**** DATA IN THIS EXERCISE ****

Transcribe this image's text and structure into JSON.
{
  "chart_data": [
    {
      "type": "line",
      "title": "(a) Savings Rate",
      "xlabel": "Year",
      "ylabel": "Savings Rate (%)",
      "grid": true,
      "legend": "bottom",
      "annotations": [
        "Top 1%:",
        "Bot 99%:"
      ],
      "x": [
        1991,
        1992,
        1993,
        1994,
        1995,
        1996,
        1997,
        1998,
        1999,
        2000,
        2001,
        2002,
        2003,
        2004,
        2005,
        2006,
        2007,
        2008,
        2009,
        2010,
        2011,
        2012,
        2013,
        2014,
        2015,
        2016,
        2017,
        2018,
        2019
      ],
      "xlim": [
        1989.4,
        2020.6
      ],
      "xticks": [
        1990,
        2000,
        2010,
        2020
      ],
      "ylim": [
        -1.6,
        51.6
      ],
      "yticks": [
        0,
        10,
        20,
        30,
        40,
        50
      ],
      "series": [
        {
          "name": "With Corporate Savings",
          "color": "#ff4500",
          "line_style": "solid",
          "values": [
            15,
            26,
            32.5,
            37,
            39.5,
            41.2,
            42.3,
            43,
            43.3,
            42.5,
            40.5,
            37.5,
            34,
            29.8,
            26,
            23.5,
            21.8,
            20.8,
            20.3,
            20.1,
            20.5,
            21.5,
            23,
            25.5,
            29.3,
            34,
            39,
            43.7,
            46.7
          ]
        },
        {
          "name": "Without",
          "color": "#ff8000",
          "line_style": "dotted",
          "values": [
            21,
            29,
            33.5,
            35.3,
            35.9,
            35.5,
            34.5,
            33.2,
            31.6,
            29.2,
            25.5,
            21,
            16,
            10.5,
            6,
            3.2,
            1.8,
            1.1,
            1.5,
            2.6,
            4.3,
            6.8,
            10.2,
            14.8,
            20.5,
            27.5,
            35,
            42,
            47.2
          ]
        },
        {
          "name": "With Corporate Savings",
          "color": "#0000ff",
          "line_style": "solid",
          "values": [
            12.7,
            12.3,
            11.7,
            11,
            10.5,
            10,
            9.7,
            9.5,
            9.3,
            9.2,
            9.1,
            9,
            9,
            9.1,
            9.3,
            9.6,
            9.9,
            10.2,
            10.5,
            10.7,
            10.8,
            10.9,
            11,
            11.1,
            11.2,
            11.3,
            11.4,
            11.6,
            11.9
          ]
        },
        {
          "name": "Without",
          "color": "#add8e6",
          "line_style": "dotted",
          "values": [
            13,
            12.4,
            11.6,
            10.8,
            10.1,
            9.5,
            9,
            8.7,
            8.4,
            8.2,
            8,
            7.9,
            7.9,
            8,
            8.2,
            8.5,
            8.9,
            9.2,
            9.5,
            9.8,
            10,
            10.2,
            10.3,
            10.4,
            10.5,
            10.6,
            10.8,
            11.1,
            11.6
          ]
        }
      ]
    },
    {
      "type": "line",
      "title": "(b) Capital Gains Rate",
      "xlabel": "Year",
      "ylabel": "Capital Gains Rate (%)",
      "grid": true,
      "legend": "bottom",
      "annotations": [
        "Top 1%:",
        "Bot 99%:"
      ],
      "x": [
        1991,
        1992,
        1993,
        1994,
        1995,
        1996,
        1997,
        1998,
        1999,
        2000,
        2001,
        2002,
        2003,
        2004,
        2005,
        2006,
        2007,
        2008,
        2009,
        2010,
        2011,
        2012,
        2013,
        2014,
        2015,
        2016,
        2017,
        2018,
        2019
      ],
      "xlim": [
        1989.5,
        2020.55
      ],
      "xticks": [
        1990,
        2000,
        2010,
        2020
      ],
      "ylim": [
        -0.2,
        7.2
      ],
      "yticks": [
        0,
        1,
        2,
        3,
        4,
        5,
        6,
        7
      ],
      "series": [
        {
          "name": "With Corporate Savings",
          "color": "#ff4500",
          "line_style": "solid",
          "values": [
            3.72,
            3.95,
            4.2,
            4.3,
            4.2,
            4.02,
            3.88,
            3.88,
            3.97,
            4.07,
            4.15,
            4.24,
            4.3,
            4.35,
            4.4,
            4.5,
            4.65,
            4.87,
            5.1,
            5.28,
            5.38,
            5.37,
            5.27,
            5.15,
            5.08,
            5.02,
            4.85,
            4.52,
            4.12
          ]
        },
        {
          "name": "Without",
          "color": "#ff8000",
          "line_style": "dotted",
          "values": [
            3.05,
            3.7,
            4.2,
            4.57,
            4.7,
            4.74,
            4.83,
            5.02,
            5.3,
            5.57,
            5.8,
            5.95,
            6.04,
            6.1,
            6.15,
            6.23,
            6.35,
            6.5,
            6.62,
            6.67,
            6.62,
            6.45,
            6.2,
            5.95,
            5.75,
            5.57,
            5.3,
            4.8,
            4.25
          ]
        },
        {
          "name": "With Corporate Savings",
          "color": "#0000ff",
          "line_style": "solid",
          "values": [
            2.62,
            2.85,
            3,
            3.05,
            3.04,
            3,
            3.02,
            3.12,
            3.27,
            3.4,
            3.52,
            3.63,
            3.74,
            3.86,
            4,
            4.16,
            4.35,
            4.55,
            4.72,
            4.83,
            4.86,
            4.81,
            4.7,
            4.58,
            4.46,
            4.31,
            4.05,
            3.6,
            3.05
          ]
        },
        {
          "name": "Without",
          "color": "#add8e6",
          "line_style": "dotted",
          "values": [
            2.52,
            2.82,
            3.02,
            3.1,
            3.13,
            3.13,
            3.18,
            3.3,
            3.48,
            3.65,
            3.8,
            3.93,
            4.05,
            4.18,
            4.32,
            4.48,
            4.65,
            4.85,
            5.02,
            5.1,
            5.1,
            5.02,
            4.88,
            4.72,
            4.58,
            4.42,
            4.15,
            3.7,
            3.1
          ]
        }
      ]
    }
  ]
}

****

AIM
Collect each line of the entries that has the word "ylabel", copying it in full.

TASK OUTPUT
      "ylabel": "Savings Rate (%)",
      "ylabel": "Capital Gains Rate (%)",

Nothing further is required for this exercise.